Directions for this task →
Retype the records below exactly as they appear.
** start of The data **
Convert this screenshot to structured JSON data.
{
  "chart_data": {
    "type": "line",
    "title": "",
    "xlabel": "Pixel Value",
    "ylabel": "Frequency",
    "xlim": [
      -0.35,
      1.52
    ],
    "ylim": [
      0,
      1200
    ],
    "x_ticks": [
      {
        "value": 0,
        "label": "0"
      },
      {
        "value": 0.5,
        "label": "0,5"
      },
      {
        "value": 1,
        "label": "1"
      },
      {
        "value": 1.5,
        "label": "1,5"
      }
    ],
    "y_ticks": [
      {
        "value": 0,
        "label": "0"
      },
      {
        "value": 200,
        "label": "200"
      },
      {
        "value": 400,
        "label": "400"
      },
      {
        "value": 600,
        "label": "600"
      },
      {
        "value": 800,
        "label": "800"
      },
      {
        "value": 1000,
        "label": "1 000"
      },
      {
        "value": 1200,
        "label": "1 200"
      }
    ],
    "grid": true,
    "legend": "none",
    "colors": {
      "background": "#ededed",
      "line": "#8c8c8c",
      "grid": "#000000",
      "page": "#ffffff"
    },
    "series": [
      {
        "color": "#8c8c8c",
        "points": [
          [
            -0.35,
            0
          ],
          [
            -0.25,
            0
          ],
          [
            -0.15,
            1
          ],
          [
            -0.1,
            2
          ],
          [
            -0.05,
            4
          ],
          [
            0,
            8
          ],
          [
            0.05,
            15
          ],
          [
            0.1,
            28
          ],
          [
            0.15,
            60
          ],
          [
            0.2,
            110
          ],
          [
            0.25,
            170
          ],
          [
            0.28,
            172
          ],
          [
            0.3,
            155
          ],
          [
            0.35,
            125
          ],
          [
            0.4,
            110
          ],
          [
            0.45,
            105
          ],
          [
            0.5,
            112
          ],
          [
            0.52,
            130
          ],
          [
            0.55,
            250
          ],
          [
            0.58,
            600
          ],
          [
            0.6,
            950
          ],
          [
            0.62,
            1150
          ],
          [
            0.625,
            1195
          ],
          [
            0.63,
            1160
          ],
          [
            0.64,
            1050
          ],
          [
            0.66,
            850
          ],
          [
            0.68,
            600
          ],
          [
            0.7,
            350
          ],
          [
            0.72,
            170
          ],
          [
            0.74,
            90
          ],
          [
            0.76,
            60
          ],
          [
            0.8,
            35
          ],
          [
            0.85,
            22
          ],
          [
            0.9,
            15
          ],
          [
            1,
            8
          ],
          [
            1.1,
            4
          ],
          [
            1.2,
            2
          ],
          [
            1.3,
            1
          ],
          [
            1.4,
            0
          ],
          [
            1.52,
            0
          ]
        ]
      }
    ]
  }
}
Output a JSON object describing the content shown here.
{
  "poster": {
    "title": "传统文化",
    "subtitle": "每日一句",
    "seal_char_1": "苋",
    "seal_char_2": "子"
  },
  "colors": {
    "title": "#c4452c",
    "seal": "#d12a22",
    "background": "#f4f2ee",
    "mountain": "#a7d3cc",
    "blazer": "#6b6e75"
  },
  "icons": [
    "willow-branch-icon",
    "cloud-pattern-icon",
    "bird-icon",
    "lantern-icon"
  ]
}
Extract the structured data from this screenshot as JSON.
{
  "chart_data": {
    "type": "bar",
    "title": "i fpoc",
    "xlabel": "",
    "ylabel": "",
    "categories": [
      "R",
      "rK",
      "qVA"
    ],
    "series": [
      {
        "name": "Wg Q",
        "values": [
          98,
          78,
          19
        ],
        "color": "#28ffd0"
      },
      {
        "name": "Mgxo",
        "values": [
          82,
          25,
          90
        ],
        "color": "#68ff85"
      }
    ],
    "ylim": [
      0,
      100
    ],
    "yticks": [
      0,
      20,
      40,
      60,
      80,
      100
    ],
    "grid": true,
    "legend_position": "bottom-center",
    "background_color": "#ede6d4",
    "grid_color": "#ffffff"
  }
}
** end of The data **
Full answer →
Convert this screenshot to structured JSON data.
{
  "chart_data": {
    "type": "line",
    "title": "",
    "xlabel": "Pixel Value",
    "ylabel": "Frequency",
    "xlim": [
      -0.35,
      1.52
    ],
    "ylim": [
      0,
      1200
    ],
    "x_ticks": [
      {
        "value": 0,
        "label": "0"
      },
      {
        "value": 0.5,
        "label": "0,5"
      },
      {
        "value": 1,
        "label": "1"
      },
      {
        "value": 1.5,
        "label": "1,5"
      }
    ],
    "y_ticks": [
      {
        "value": 0,
        "label": "0"
      },
      {
        "value": 200,
        "label": "200"
      },
      {
        "value": 400,
        "label": "400"
      },
      {
        "value": 600,
        "label": "600"
      },
      {
        "value": 800,
        "label": "800"
      },
      {
        "value": 1000,
        "label": "1 000"
      },
      {
        "value": 1200,
        "label": "1 200"
      }
    ],
    "grid": true,
    "legend": "none",
    "colors": {
      "background": "#ededed",
      "line": "#8c8c8c",
      "grid": "#000000",
      "page": "#ffffff"
    },
    "series": [
      {
        "color": "#8c8c8c",
        "points": [
          [
            -0.35,
            0
          ],
          [
            -0.25,
            0
          ],
          [
            -0.15,
            1
          ],
          [
            -0.1,
            2
          ],
          [
            -0.05,
            4
          ],
          [
            0,
            8
          ],
          [
            0.05,
            15
          ],
          [
            0.1,
            28
          ],
          [
            0.15,
            60
          ],
          [
            0.2,
            110
          ],
          [
            0.25,
            170
          ],
          [
            0.28,
            172
          ],
          [
            0.3,
            155
          ],
          [
            0.35,
            125
          ],
          [
            0.4,
            110
          ],
          [
            0.45,
            105
          ],
          [
            0.5,
            112
          ],
          [
            0.52,
            130
          ],
          [
            0.55,
            250
          ],
          [
            0.58,
            600
          ],
          [
            0.6,
            950
          ],
          [
            0.62,
            1150
          ],
          [
            0.625,
            1195
          ],
          [
            0.63,
            1160
          ],
          [
            0.64,
            1050
          ],
          [
            0.66,
            850
          ],
          [
            0.68,
            600
          ],
          [
            0.7,
            350
          ],
          [
            0.72,
            170
          ],
          [
            0.74,
            90
          ],
          [
            0.76,
            60
          ],
          [
            0.8,
            35
          ],
          [
            0.85,
            22
          ],
          [
            0.9,
            15
          ],
          [
            1,
            8
          ],
          [
            1.1,
            4
          ],
          [
            1.2,
            2
          ],
          [
            1.3,
            1
          ],
          [
            1.4,
            0
          ],
          [
            1.52,
            0
          ]
        ]
      }
    ]
  }
}
Output a JSON object describing the content shown here.
{
  "poster": {
    "title": "传统文化",
    "subtitle": "每日一句",
    "seal_char_1": "苋",
    "seal_char_2": "子"
  },
  "colors": {
    "title": "#c4452c",
    "seal": "#d12a22",
    "background": "#f4f2ee",
    "mountain": "#a7d3cc",
    "blazer": "#6b6e75"
  },
  "icons": [
    "willow-branch-icon",
    "cloud-pattern-icon",
    "bird-icon",
    "lantern-icon"
  ]
}
Extract the structured data from this screenshot as JSON.
{
  "chart_data": {
    "type": "bar",
    "title": "i fpoc",
    "xlabel": "",
    "ylabel": "",
    "categories": [
      "R",
      "rK",
      "qVA"
    ],
    "series": [
      {
        "name": "Wg Q",
        "values": [
          98,
          78,
          19
        ],
        "color": "#28ffd0"
      },
      {
        "name": "Mgxo",
        "values": [
          82,
          25,
          90
        ],
        "color": "#68ff85"
      }
    ],
    "ylim": [
      0,
      100
    ],
    "yticks": [
      0,
      20,
      40,
      60,
      80,
      100
    ],
    "grid": true,
    "legend_position": "bottom-center",
    "background_color": "#ede6d4",
    "grid_color": "#ffffff"
  }
}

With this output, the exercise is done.